Problem details: Hunt for the word "source" across the entries below, copying each line that holds it.

(Chart and figure data)
— Begin —

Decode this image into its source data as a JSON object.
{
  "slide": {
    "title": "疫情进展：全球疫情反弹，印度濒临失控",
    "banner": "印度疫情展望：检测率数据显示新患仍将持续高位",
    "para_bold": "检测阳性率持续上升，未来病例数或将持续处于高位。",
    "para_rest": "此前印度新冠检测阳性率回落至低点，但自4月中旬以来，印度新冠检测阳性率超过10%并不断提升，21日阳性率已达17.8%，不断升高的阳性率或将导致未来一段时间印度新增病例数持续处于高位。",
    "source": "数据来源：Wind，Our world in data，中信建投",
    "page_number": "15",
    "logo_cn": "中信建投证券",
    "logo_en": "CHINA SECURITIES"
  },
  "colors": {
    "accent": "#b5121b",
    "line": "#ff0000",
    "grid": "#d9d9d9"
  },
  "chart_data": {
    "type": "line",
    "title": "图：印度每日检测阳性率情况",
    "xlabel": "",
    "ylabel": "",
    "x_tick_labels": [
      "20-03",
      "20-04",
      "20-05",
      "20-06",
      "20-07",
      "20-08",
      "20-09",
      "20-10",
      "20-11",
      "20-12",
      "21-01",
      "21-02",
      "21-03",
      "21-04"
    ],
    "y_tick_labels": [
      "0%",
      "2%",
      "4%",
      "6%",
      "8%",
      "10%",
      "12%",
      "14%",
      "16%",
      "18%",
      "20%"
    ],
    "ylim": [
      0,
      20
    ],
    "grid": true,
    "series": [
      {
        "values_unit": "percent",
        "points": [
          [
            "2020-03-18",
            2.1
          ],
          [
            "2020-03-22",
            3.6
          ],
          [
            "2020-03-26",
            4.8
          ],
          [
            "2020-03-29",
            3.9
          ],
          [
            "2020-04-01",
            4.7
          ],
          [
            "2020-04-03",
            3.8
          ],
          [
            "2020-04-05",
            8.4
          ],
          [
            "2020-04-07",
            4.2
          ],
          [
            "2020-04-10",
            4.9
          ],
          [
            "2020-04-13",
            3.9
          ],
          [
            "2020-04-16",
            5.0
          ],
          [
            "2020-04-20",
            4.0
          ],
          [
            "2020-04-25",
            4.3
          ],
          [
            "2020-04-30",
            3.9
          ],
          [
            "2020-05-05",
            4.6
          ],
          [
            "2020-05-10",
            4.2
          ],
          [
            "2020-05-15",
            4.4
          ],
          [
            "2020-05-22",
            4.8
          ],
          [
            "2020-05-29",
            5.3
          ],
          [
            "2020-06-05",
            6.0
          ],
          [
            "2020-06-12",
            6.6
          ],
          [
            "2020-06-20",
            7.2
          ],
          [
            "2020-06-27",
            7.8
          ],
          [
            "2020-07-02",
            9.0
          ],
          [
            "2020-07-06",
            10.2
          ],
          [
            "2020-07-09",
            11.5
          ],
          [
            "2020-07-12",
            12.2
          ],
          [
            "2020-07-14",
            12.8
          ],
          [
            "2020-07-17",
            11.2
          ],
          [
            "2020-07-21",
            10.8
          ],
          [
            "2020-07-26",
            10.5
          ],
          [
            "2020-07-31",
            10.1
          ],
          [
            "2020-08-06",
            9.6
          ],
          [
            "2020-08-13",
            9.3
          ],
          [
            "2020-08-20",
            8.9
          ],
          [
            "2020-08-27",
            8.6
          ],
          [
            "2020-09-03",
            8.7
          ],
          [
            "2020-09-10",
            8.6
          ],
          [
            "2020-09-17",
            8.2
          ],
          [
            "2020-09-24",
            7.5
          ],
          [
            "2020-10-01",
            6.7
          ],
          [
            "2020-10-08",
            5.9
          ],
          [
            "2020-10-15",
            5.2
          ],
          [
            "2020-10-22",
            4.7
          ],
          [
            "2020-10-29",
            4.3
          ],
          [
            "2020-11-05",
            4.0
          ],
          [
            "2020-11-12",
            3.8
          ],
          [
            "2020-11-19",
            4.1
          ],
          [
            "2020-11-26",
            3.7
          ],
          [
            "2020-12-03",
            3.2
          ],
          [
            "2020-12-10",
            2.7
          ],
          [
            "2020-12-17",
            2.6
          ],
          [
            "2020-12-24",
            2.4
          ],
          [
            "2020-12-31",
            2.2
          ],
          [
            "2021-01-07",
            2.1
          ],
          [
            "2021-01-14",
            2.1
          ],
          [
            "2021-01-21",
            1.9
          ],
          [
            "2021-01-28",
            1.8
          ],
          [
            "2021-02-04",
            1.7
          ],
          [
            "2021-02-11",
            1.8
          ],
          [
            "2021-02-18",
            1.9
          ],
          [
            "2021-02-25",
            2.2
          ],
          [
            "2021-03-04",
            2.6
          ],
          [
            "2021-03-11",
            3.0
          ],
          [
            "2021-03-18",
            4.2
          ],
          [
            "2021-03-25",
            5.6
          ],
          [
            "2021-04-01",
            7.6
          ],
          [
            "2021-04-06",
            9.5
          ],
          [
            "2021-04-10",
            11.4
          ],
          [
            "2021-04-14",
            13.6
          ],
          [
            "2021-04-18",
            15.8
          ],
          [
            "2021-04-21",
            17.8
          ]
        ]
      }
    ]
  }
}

— End —

Task solution:
Decode this image into its source data as a JSON object.
    "source": "数据来源：Wind，Our world in data，中信建投",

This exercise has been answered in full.